• Challenge: Output the stretch from the start of the lines through the line containing "x-tick-label: :30 <box>8 457 27 471</box>" as a numbered list, leaving out any blank lines.

(Spatial layout data)
▼

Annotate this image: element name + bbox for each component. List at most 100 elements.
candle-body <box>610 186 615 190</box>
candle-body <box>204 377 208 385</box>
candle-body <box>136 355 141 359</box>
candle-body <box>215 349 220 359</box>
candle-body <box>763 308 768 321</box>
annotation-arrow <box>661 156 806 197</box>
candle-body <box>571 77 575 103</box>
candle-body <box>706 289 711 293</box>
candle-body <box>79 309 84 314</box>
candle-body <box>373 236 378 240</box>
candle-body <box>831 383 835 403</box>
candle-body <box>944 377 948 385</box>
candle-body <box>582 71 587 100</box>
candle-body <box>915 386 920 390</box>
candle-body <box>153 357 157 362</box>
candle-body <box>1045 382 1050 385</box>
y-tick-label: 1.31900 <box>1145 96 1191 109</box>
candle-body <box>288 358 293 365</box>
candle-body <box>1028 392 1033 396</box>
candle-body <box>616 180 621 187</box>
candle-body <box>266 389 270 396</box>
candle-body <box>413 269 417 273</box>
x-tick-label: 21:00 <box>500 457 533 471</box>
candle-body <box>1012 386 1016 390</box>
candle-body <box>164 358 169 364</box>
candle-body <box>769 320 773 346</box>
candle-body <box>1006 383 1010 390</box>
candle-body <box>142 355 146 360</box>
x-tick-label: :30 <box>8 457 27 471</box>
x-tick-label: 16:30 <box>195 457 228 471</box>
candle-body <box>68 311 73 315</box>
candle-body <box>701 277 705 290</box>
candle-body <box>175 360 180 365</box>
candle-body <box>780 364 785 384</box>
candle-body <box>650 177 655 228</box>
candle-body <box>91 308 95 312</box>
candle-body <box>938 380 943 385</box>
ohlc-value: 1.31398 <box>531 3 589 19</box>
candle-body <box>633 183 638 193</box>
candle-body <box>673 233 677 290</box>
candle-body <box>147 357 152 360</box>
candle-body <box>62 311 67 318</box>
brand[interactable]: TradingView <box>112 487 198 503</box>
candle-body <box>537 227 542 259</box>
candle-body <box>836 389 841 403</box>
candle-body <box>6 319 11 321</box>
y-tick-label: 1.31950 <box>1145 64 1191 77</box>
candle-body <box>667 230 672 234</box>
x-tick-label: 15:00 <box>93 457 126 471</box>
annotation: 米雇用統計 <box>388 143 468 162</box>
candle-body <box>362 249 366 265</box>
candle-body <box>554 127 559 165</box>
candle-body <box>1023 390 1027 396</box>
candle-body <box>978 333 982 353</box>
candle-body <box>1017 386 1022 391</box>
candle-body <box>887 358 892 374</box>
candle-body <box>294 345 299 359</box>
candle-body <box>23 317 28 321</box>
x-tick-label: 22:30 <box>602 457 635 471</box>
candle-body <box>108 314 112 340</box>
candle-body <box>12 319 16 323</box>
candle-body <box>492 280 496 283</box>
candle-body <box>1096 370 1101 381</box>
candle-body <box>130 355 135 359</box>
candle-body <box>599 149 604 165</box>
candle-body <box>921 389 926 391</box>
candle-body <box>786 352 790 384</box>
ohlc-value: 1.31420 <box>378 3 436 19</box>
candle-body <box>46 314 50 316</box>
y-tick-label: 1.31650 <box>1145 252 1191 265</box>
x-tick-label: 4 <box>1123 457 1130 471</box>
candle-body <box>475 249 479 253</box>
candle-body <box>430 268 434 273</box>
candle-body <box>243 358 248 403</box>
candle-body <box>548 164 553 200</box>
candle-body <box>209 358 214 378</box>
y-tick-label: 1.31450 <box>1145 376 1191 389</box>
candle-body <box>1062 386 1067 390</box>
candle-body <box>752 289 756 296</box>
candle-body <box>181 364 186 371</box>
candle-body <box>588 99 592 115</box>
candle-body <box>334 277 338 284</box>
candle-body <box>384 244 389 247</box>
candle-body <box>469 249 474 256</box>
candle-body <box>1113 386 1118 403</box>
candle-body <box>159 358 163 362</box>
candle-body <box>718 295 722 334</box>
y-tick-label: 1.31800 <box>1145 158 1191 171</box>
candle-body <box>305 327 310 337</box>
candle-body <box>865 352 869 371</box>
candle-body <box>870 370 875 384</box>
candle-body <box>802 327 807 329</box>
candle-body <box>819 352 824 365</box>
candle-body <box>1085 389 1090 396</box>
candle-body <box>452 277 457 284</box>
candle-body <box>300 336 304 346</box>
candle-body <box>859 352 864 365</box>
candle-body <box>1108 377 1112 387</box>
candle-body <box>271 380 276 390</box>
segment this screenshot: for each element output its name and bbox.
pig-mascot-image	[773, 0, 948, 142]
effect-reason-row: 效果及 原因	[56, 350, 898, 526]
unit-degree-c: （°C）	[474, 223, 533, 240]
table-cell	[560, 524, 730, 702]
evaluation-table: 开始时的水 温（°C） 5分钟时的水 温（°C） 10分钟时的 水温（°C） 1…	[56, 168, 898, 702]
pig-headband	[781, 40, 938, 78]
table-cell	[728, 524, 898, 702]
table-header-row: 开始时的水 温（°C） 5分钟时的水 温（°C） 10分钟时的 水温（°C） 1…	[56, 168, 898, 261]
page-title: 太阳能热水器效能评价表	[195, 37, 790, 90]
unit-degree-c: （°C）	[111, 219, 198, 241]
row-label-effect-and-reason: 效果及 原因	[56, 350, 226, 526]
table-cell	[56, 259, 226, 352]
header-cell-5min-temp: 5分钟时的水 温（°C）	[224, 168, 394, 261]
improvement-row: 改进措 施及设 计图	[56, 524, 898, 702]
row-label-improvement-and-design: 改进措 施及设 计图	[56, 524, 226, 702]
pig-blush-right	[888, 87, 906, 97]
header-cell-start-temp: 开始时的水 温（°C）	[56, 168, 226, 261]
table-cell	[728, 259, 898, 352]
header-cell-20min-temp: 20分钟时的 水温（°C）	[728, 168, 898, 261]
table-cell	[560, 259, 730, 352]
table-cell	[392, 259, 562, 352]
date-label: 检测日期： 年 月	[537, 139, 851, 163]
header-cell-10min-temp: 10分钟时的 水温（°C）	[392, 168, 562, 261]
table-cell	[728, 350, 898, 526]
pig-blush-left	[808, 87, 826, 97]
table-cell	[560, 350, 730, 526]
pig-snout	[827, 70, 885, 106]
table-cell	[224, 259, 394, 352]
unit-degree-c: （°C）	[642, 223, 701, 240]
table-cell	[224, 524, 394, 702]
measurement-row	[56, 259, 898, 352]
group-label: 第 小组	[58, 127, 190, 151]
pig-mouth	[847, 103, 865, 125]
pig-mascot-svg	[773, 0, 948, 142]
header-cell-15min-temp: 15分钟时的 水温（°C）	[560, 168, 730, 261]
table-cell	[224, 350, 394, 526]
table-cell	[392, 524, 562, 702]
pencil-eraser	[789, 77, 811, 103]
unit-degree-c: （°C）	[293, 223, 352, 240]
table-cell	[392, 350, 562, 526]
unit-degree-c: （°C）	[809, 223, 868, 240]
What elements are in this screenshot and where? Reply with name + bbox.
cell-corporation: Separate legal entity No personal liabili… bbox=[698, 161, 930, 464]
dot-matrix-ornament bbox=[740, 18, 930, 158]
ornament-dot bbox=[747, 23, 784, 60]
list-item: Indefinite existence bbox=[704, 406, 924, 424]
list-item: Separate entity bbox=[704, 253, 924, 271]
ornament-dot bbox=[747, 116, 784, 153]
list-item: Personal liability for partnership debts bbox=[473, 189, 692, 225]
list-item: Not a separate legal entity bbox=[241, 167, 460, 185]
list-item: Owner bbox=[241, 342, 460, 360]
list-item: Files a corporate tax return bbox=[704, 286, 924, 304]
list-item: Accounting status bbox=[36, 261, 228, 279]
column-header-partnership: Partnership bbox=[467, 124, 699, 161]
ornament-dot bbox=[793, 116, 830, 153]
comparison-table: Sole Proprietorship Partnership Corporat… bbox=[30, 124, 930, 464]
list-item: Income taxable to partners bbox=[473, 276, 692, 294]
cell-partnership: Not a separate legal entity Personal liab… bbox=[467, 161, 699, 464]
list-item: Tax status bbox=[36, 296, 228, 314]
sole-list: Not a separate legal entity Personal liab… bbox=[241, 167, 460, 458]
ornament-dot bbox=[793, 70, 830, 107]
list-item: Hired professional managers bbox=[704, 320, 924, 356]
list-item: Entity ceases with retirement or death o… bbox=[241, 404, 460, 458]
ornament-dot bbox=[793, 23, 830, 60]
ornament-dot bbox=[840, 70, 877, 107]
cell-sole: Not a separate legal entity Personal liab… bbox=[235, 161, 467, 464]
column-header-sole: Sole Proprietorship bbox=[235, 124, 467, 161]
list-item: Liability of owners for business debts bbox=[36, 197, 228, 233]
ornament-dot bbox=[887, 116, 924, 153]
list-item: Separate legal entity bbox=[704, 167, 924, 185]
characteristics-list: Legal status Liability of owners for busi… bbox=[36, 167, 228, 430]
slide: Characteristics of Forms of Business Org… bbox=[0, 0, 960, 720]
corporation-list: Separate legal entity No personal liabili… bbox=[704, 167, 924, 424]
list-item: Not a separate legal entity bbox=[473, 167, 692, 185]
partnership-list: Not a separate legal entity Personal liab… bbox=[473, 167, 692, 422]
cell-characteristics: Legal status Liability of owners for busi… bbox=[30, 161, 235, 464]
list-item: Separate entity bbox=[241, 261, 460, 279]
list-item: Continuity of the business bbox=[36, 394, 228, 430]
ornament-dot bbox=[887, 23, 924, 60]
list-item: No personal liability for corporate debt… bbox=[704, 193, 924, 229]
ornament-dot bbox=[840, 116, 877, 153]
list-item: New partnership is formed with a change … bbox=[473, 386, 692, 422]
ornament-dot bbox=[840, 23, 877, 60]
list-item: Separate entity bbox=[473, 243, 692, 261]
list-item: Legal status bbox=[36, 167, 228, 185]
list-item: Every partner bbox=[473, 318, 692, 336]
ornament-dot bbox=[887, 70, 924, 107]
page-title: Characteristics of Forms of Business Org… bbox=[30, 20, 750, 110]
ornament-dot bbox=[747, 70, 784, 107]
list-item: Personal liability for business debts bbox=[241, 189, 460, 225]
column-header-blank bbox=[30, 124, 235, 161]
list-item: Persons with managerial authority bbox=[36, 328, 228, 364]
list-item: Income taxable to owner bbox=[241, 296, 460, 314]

▲

• Task answer:
1. Annotate this image: element name + bbox for each component. List at most 100 elements.
2. candle-body <box>610 186 615 190</box>
3. candle-body <box>204 377 208 385</box>
4. candle-body <box>136 355 141 359</box>
5. candle-body <box>215 349 220 359</box>
6. candle-body <box>763 308 768 321</box>
7. annotation-arrow <box>661 156 806 197</box>
8. candle-body <box>571 77 575 103</box>
9. candle-body <box>706 289 711 293</box>
10. candle-body <box>79 309 84 314</box>
11. candle-body <box>373 236 378 240</box>
12. candle-body <box>831 383 835 403</box>
13. candle-body <box>944 377 948 385</box>
14. candle-body <box>582 71 587 100</box>
15. candle-body <box>915 386 920 390</box>
16. candle-body <box>153 357 157 362</box>
17. candle-body <box>1045 382 1050 385</box>
18. y-tick-label: 1.31900 <box>1145 96 1191 109</box>
19. candle-body <box>288 358 293 365</box>
20. candle-body <box>1028 392 1033 396</box>
21. candle-body <box>616 180 621 187</box>
22. candle-body <box>266 389 270 396</box>
23. candle-body <box>413 269 417 273</box>
24. x-tick-label: 21:00 <box>500 457 533 471</box>
25. candle-body <box>1012 386 1016 390</box>
26. candle-body <box>164 358 169 364</box>
27. candle-body <box>769 320 773 346</box>
28. candle-body <box>1006 383 1010 390</box>
29. candle-body <box>142 355 146 360</box>
30. x-tick-label: :30 <box>8 457 27 471</box>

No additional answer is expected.